**Written task**
Single out the lines that include the word "this". Copy them.

((

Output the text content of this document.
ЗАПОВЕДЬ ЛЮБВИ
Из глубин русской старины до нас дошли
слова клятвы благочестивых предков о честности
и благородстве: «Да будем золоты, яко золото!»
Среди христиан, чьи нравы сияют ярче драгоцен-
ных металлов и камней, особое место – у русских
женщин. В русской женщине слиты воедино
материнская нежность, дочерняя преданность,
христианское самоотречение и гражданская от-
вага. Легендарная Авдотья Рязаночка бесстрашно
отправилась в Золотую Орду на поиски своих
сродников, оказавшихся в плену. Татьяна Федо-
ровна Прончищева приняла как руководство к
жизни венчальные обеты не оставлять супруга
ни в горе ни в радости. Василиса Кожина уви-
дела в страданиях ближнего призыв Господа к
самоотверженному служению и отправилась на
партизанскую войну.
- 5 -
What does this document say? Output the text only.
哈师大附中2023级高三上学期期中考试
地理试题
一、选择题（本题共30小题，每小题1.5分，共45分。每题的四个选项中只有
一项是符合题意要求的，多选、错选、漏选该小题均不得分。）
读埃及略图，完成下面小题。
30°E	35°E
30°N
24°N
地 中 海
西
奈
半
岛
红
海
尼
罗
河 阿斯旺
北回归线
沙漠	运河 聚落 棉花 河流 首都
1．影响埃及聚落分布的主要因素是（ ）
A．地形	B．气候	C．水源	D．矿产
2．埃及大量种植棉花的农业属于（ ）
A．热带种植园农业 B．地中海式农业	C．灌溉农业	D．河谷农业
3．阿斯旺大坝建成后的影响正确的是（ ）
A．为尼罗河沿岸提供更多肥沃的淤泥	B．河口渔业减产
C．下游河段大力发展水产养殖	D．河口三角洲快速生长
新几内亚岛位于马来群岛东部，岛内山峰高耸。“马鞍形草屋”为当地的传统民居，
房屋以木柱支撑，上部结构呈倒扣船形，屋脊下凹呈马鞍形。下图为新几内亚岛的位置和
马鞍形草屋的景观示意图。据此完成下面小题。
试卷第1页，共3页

))

**Finished task**
Output the text content of this document.
What does this document say? Output the text only.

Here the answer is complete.